WHAT TO WORK ON — Can you transcribe every record below exactly as it appears?

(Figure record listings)
+++++
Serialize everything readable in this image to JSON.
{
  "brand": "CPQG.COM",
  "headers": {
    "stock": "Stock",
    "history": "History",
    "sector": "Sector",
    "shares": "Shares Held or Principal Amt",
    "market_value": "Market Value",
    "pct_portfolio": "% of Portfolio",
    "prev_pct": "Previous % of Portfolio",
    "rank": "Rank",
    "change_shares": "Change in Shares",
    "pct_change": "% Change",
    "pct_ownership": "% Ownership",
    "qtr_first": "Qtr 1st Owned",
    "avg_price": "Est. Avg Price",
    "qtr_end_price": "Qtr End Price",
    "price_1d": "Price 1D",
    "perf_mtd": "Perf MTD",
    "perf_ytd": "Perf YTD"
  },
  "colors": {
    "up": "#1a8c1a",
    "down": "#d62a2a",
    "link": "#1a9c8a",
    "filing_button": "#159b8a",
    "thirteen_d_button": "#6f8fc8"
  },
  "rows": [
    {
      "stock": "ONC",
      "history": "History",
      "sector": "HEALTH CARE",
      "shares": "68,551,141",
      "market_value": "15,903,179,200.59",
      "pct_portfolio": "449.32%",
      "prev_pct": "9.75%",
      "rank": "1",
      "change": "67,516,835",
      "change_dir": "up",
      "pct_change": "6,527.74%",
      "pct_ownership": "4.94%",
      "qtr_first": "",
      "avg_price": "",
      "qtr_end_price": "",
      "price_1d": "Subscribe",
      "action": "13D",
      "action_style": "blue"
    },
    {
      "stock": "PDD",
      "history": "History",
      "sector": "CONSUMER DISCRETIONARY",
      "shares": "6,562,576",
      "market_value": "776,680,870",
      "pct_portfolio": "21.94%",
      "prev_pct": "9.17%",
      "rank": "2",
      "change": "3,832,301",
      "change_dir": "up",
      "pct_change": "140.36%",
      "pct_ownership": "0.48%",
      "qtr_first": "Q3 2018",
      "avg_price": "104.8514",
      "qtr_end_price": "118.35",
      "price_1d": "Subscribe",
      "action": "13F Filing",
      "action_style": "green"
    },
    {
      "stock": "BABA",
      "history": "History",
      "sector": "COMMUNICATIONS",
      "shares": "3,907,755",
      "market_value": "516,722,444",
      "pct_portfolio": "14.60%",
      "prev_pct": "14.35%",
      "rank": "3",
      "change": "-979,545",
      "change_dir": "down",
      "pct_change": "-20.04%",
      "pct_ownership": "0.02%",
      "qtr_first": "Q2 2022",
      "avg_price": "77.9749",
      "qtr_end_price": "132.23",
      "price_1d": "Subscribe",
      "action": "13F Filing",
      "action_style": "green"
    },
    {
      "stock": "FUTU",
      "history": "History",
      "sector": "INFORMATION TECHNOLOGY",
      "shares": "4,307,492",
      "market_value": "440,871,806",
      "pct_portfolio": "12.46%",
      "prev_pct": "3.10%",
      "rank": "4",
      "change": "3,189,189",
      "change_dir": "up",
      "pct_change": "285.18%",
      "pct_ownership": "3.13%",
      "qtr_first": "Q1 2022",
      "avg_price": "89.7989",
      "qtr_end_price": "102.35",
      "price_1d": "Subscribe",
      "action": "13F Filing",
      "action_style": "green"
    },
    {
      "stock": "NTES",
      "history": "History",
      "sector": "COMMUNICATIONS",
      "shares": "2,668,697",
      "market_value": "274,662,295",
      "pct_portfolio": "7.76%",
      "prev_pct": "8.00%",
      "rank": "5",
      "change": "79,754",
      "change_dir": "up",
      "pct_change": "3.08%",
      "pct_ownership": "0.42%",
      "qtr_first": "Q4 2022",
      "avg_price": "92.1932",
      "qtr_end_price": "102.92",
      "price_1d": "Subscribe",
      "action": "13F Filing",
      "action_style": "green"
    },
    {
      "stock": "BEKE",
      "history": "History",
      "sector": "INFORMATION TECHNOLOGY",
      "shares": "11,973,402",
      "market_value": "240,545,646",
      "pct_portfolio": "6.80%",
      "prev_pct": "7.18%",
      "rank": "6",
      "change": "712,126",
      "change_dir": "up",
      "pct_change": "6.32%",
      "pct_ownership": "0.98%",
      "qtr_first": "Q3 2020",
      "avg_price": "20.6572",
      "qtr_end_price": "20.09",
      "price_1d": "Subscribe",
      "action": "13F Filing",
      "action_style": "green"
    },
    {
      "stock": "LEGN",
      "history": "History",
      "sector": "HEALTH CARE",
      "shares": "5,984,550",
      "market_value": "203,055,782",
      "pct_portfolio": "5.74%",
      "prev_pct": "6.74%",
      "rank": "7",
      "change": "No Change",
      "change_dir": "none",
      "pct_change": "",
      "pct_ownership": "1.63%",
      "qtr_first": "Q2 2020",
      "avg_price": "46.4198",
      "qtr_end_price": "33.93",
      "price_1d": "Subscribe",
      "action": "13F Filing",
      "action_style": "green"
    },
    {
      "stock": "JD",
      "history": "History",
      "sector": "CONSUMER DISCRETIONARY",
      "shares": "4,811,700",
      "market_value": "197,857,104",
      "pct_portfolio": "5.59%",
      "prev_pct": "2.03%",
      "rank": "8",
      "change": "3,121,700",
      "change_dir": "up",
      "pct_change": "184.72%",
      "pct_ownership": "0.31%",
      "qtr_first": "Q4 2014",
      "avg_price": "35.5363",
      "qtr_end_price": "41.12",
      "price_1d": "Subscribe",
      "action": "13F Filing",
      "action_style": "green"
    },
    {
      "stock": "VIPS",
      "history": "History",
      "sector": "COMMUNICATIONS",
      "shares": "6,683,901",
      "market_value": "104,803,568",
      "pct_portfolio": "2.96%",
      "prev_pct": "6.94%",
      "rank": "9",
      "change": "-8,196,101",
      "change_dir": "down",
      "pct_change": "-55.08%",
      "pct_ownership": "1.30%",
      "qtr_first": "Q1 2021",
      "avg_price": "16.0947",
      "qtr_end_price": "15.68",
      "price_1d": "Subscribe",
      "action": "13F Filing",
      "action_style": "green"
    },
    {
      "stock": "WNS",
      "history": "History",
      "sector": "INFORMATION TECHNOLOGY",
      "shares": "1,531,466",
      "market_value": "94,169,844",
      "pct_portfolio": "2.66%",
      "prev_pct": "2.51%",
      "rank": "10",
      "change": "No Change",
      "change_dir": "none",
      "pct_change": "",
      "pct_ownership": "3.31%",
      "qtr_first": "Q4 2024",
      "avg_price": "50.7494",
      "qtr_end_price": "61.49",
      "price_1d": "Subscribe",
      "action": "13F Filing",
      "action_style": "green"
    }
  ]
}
+++++
TASK ANSWER —
Serialize everything readable in this image to JSON.
{
  "brand": "CPQG.COM",
  "headers": {
    "stock": "Stock",
    "history": "History",
    "sector": "Sector",
    "shares": "Shares Held or Principal Amt",
    "market_value": "Market Value",
    "pct_portfolio": "% of Portfolio",
    "prev_pct": "Previous % of Portfolio",
    "rank": "Rank",
    "change_shares": "Change in Shares",
    "pct_change": "% Change",
    "pct_ownership": "% Ownership",
    "qtr_first": "Qtr 1st Owned",
    "avg_price": "Est. Avg Price",
    "qtr_end_price": "Qtr End Price",
    "price_1d": "Price 1D",
    "perf_mtd": "Perf MTD",
    "perf_ytd": "Perf YTD"
  },
  "colors": {
    "up": "#1a8c1a",
    "down": "#d62a2a",
    "link": "#1a9c8a",
    "filing_button": "#159b8a",
    "thirteen_d_button": "#6f8fc8"
  },
  "rows": [
    {
      "stock": "ONC",
      "history": "History",
      "sector": "HEALTH CARE",
      "shares": "68,551,141",
      "market_value": "15,903,179,200.59",
      "pct_portfolio": "449.32%",
      "prev_pct": "9.75%",
      "rank": "1",
      "change": "67,516,835",
      "change_dir": "up",
      "pct_change": "6,527.74%",
      "pct_ownership": "4.94%",
      "qtr_first": "",
      "avg_price": "",
      "qtr_end_price": "",
      "price_1d": "Subscribe",
      "action": "13D",
      "action_style": "blue"
    },
    {
      "stock": "PDD",
      "history": "History",
      "sector": "CONSUMER DISCRETIONARY",
      "shares": "6,562,576",
      "market_value": "776,680,870",
      "pct_portfolio": "21.94%",
      "prev_pct": "9.17%",
      "rank": "2",
      "change": "3,832,301",
      "change_dir": "up",
      "pct_change": "140.36%",
      "pct_ownership": "0.48%",
      "qtr_first": "Q3 2018",
      "avg_price": "104.8514",
      "qtr_end_price": "118.35",
      "price_1d": "Subscribe",
      "action": "13F Filing",
      "action_style": "green"
    },
    {
      "stock": "BABA",
      "history": "History",
      "sector": "COMMUNICATIONS",
      "shares": "3,907,755",
      "market_value": "516,722,444",
      "pct_portfolio": "14.60%",
      "prev_pct": "14.35%",
      "rank": "3",
      "change": "-979,545",
      "change_dir": "down",
      "pct_change": "-20.04%",
      "pct_ownership": "0.02%",
      "qtr_first": "Q2 2022",
      "avg_price": "77.9749",
      "qtr_end_price": "132.23",
      "price_1d": "Subscribe",
      "action": "13F Filing",
      "action_style": "green"
    },
    {
      "stock": "FUTU",
      "history": "History",
      "sector": "INFORMATION TECHNOLOGY",
      "shares": "4,307,492",
      "market_value": "440,871,806",
      "pct_portfolio": "12.46%",
      "prev_pct": "3.10%",
      "rank": "4",
      "change": "3,189,189",
      "change_dir": "up",
      "pct_change": "285.18%",
      "pct_ownership": "3.13%",
      "qtr_first": "Q1 2022",
      "avg_price": "89.7989",
      "qtr_end_price": "102.35",
      "price_1d": "Subscribe",
      "action": "13F Filing",
      "action_style": "green"
    },
    {
      "stock": "NTES",
      "history": "History",
      "sector": "COMMUNICATIONS",
      "shares": "2,668,697",
      "market_value": "274,662,295",
      "pct_portfolio": "7.76%",
      "prev_pct": "8.00%",
      "rank": "5",
      "change": "79,754",
      "change_dir": "up",
      "pct_change": "3.08%",
      "pct_ownership": "0.42%",
      "qtr_first": "Q4 2022",
      "avg_price": "92.1932",
      "qtr_end_price": "102.92",
      "price_1d": "Subscribe",
      "action": "13F Filing",
      "action_style": "green"
    },
    {
      "stock": "BEKE",
      "history": "History",
      "sector": "INFORMATION TECHNOLOGY",
      "shares": "11,973,402",
      "market_value": "240,545,646",
      "pct_portfolio": "6.80%",
      "prev_pct": "7.18%",
      "rank": "6",
      "change": "712,126",
      "change_dir": "up",
      "pct_change": "6.32%",
      "pct_ownership": "0.98%",
      "qtr_first": "Q3 2020",
      "avg_price": "20.6572",
      "qtr_end_price": "20.09",
      "price_1d": "Subscribe",
      "action": "13F Filing",
      "action_style": "green"
    },
    {
      "stock": "LEGN",
      "history": "History",
      "sector": "HEALTH CARE",
      "shares": "5,984,550",
      "market_value": "203,055,782",
      "pct_portfolio": "5.74%",
      "prev_pct": "6.74%",
      "rank": "7",
      "change": "No Change",
      "change_dir": "none",
      "pct_change": "",
      "pct_ownership": "1.63%",
      "qtr_first": "Q2 2020",
      "avg_price": "46.4198",
      "qtr_end_price": "33.93",
      "price_1d": "Subscribe",
      "action": "13F Filing",
      "action_style": "green"
    },
    {
      "stock": "JD",
      "history": "History",
      "sector": "CONSUMER DISCRETIONARY",
      "shares": "4,811,700",
      "market_value": "197,857,104",
      "pct_portfolio": "5.59%",
      "prev_pct": "2.03%",
      "rank": "8",
      "change": "3,121,700",
      "change_dir": "up",
      "pct_change": "184.72%",
      "pct_ownership": "0.31%",
      "qtr_first": "Q4 2014",
      "avg_price": "35.5363",
      "qtr_end_price": "41.12",
      "price_1d": "Subscribe",
      "action": "13F Filing",
      "action_style": "green"
    },
    {
      "stock": "VIPS",
      "history": "History",
      "sector": "COMMUNICATIONS",
      "shares": "6,683,901",
      "market_value": "104,803,568",
      "pct_portfolio": "2.96%",
      "prev_pct": "6.94%",
      "rank": "9",
      "change": "-8,196,101",
      "change_dir": "down",
      "pct_change": "-55.08%",
      "pct_ownership": "1.30%",
      "qtr_first": "Q1 2021",
      "avg_price": "16.0947",
      "qtr_end_price": "15.68",
      "price_1d": "Subscribe",
      "action": "13F Filing",
      "action_style": "green"
    },
    {
      "stock": "WNS",
      "history": "History",
      "sector": "INFORMATION TECHNOLOGY",
      "shares": "1,531,466",
      "market_value": "94,169,844",
      "pct_portfolio": "2.66%",
      "prev_pct": "2.51%",
      "rank": "10",
      "change": "No Change",
      "change_dir": "none",
      "pct_change": "",
      "pct_ownership": "3.31%",
      "qtr_first": "Q4 2024",
      "avg_price": "50.7494",
      "qtr_end_price": "61.49",
      "price_1d": "Subscribe",
      "action": "13F Filing",
      "action_style": "green"
    }
  ]
}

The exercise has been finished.